***** Raw records *****

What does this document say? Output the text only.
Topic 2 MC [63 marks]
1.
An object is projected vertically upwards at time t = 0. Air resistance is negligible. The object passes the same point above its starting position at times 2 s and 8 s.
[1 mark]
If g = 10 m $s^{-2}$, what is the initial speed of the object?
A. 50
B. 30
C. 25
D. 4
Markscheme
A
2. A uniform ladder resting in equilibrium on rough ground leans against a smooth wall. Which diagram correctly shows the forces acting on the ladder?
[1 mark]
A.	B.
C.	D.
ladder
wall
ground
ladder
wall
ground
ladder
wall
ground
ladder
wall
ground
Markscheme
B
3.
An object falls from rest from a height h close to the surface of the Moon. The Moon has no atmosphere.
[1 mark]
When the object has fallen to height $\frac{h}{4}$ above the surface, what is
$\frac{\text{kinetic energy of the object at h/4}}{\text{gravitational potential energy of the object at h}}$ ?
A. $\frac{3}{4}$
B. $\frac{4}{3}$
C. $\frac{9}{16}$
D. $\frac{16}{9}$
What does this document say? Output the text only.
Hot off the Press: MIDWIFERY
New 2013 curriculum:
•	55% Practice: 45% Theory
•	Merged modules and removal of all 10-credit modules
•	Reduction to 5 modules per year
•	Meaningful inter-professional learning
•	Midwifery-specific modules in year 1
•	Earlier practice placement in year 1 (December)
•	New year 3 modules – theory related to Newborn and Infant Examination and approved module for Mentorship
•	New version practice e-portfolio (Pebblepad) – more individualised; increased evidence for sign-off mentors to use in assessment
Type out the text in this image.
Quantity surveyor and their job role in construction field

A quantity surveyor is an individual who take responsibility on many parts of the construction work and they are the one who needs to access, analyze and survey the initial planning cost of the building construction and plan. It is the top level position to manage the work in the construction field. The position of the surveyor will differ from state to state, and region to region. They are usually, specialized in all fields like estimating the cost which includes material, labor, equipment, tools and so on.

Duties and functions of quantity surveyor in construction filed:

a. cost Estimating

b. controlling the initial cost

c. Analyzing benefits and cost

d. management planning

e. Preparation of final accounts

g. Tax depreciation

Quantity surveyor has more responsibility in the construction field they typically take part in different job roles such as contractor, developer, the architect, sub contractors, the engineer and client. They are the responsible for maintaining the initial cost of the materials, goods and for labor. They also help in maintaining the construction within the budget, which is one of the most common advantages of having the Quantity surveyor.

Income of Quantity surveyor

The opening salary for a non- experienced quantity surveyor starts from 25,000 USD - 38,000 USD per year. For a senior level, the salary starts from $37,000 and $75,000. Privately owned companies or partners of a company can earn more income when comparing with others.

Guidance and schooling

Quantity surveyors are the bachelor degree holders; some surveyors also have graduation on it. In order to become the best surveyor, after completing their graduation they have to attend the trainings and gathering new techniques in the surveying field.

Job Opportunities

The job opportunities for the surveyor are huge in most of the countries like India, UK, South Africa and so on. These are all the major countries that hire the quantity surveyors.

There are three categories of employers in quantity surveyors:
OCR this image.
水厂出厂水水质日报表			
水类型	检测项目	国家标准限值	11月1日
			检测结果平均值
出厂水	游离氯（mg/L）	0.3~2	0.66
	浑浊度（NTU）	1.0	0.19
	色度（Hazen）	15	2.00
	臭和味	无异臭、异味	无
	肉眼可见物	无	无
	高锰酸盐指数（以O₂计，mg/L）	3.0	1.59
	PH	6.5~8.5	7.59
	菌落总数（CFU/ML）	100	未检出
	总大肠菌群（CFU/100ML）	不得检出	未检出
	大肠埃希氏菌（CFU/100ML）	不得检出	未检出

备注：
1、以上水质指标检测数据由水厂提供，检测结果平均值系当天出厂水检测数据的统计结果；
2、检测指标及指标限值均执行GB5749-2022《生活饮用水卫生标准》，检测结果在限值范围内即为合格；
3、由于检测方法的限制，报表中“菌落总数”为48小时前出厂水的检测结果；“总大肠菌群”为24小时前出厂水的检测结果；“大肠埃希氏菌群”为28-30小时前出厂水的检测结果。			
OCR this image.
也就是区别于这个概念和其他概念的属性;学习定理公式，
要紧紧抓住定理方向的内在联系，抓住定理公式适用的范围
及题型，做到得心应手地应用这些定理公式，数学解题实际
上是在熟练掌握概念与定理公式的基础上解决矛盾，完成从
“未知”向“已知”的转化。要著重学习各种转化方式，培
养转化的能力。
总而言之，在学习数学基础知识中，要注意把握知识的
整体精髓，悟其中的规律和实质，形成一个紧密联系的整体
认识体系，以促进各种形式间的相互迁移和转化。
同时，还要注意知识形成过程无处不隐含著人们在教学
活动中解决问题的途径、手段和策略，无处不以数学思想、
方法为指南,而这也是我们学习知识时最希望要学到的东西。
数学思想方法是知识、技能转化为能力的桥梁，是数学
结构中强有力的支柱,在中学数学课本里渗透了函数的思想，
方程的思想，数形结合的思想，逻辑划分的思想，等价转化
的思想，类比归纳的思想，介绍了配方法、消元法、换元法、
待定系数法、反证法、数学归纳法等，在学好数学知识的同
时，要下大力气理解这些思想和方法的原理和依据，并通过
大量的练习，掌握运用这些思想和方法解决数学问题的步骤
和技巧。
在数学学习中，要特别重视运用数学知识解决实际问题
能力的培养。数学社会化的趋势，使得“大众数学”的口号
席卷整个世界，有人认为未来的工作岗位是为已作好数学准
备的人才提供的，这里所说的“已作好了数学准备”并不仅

*****

Copy out all of the lines above exactly.

What does this document say? Output the text only.
Topic 2 MC [63 marks]
1.
An object is projected vertically upwards at time t = 0. Air resistance is negligible. The object passes the same point above its starting position at times 2 s and 8 s.
[1 mark]
If g = 10 m $s^{-2}$, what is the initial speed of the object?
A. 50
B. 30
C. 25
D. 4
Markscheme
A
2. A uniform ladder resting in equilibrium on rough ground leans against a smooth wall. Which diagram correctly shows the forces acting on the ladder?
[1 mark]
A.	B.
C.	D.
ladder
wall
ground
ladder
wall
ground
ladder
wall
ground
ladder
wall
ground
Markscheme
B
3.
An object falls from rest from a height h close to the surface of the Moon. The Moon has no atmosphere.
[1 mark]
When the object has fallen to height $\frac{h}{4}$ above the surface, what is
$\frac{\text{kinetic energy of the object at h/4}}{\text{gravitational potential energy of the object at h}}$ ?
A. $\frac{3}{4}$
B. $\frac{4}{3}$
C. $\frac{9}{16}$
D. $\frac{16}{9}$
What does this document say? Output the text only.
Hot off the Press: MIDWIFERY
New 2013 curriculum:
•	55% Practice: 45% Theory
•	Merged modules and removal of all 10-credit modules
•	Reduction to 5 modules per year
•	Meaningful inter-professional learning
•	Midwifery-specific modules in year 1
•	Earlier practice placement in year 1 (December)
•	New year 3 modules – theory related to Newborn and Infant Examination and approved module for Mentorship
•	New version practice e-portfolio (Pebblepad) – more individualised; increased evidence for sign-off mentors to use in assessment
Type out the text in this image.
Quantity surveyor and their job role in construction field

A quantity surveyor is an individual who take responsibility on many parts of the construction work and they are the one who needs to access, analyze and survey the initial planning cost of the building construction and plan. It is the top level position to manage the work in the construction field. The position of the surveyor will differ from state to state, and region to region. They are usually, specialized in all fields like estimating the cost which includes material, labor, equipment, tools and so on.

Duties and functions of quantity surveyor in construction filed:

a. cost Estimating

b. controlling the initial cost

c. Analyzing benefits and cost

d. management planning

e. Preparation of final accounts

g. Tax depreciation

Quantity surveyor has more responsibility in the construction field they typically take part in different job roles such as contractor, developer, the architect, sub contractors, the engineer and client. They are the responsible for maintaining the initial cost of the materials, goods and for labor. They also help in maintaining the construction within the budget, which is one of the most common advantages of having the Quantity surveyor.

Income of Quantity surveyor

The opening salary for a non- experienced quantity surveyor starts from 25,000 USD - 38,000 USD per year. For a senior level, the salary starts from $37,000 and $75,000. Privately owned companies or partners of a company can earn more income when comparing with others.

Guidance and schooling

Quantity surveyors are the bachelor degree holders; some surveyors also have graduation on it. In order to become the best surveyor, after completing their graduation they have to attend the trainings and gathering new techniques in the surveying field.

Job Opportunities

The job opportunities for the surveyor are huge in most of the countries like India, UK, South Africa and so on. These are all the major countries that hire the quantity surveyors.

There are three categories of employers in quantity surveyors:
OCR this image.
水厂出厂水水质日报表			
水类型	检测项目	国家标准限值	11月1日
			检测结果平均值
出厂水	游离氯（mg/L）	0.3~2	0.66
	浑浊度（NTU）	1.0	0.19
	色度（Hazen）	15	2.00
	臭和味	无异臭、异味	无
	肉眼可见物	无	无
	高锰酸盐指数（以O₂计，mg/L）	3.0	1.59
	PH	6.5~8.5	7.59
	菌落总数（CFU/ML）	100	未检出
	总大肠菌群（CFU/100ML）	不得检出	未检出
	大肠埃希氏菌（CFU/100ML）	不得检出	未检出

备注：
1、以上水质指标检测数据由水厂提供，检测结果平均值系当天出厂水检测数据的统计结果；
2、检测指标及指标限值均执行GB5749-2022《生活饮用水卫生标准》，检测结果在限值范围内即为合格；
3、由于检测方法的限制，报表中“菌落总数”为48小时前出厂水的检测结果；“总大肠菌群”为24小时前出厂水的检测结果；“大肠埃希氏菌群”为28-30小时前出厂水的检测结果。			
OCR this image.
也就是区别于这个概念和其他概念的属性;学习定理公式，
要紧紧抓住定理方向的内在联系，抓住定理公式适用的范围
及题型，做到得心应手地应用这些定理公式，数学解题实际
上是在熟练掌握概念与定理公式的基础上解决矛盾，完成从
“未知”向“已知”的转化。要著重学习各种转化方式，培
养转化的能力。
总而言之，在学习数学基础知识中，要注意把握知识的
整体精髓，悟其中的规律和实质，形成一个紧密联系的整体
认识体系，以促进各种形式间的相互迁移和转化。
同时，还要注意知识形成过程无处不隐含著人们在教学
活动中解决问题的途径、手段和策略，无处不以数学思想、
方法为指南,而这也是我们学习知识时最希望要学到的东西。
数学思想方法是知识、技能转化为能力的桥梁，是数学
结构中强有力的支柱,在中学数学课本里渗透了函数的思想，
方程的思想，数形结合的思想，逻辑划分的思想，等价转化
的思想，类比归纳的思想，介绍了配方法、消元法、换元法、
待定系数法、反证法、数学归纳法等，在学好数学知识的同
时，要下大力气理解这些思想和方法的原理和依据，并通过
大量的练习，掌握运用这些思想和方法解决数学问题的步骤
和技巧。
在数学学习中，要特别重视运用数学知识解决实际问题
能力的培养。数学社会化的趋势，使得“大众数学”的口号
席卷整个世界，有人认为未来的工作岗位是为已作好数学准
备的人才提供的，这里所说的“已作好了数学准备”并不仅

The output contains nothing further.